**** Data extract ****

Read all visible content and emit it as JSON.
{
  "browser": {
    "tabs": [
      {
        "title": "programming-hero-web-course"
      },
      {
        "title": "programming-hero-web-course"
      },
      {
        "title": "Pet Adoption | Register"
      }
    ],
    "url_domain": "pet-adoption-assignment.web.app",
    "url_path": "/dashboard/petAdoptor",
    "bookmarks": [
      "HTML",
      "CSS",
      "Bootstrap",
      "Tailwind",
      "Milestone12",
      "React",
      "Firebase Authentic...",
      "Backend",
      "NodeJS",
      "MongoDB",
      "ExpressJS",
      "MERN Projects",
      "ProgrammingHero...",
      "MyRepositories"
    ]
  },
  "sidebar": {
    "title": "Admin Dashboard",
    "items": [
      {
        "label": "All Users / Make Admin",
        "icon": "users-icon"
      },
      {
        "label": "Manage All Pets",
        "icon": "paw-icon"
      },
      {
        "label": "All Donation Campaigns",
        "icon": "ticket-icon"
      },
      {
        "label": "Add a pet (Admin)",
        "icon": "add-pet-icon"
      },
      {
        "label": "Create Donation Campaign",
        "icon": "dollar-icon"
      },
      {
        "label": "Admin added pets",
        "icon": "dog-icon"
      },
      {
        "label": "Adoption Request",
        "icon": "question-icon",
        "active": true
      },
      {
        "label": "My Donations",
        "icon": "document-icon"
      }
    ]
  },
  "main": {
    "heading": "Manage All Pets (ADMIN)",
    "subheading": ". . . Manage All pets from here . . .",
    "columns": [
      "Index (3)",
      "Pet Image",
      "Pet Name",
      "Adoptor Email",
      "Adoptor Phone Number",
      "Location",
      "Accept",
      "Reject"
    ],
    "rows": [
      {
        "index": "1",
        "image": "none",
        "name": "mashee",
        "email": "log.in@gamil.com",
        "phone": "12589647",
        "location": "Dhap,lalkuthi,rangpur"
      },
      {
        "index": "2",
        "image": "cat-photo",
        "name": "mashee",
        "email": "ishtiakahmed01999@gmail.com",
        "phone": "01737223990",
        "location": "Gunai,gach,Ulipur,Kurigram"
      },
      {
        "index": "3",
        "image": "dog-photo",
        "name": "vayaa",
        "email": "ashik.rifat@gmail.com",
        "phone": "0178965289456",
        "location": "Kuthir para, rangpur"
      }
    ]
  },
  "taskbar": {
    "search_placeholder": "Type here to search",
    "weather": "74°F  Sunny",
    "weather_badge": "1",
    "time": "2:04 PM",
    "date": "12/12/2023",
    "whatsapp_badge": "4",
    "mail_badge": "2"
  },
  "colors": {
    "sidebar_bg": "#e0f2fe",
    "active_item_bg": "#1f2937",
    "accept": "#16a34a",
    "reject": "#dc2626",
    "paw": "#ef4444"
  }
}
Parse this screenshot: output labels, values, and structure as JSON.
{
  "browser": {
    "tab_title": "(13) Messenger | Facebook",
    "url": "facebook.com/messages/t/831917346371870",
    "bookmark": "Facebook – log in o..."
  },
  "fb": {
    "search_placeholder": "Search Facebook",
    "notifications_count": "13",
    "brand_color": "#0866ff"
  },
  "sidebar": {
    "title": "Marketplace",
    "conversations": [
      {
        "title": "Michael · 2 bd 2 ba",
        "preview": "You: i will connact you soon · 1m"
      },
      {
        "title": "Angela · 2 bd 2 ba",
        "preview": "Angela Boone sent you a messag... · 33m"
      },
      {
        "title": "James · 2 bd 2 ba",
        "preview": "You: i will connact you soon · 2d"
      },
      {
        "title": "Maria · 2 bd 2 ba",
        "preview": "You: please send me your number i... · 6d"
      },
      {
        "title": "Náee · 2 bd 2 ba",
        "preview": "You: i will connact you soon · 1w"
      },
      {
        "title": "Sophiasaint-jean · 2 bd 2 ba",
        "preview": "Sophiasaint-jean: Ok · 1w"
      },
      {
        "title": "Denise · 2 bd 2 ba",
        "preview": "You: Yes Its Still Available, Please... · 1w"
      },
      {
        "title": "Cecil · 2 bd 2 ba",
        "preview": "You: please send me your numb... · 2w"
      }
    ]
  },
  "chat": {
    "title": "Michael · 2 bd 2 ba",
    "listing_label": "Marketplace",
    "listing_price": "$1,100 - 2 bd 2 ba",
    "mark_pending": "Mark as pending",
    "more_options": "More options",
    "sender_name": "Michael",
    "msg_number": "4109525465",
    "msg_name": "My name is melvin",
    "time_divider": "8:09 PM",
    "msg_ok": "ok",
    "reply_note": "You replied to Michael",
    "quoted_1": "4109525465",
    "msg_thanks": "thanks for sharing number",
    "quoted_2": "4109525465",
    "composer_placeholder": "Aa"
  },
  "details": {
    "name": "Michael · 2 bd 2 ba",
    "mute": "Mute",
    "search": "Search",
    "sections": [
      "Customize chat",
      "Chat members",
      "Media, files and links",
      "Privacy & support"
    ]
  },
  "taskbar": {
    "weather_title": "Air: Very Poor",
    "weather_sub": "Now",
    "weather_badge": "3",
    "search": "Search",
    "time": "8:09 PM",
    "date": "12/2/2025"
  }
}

****

Aim
Scan the entries above. Copy each line that has the string "Manage".

Correct response
        "label": "Manage All Pets",
    "heading": "Manage All Pets (ADMIN)",
    "subheading": ". . . Manage All pets from here . . .",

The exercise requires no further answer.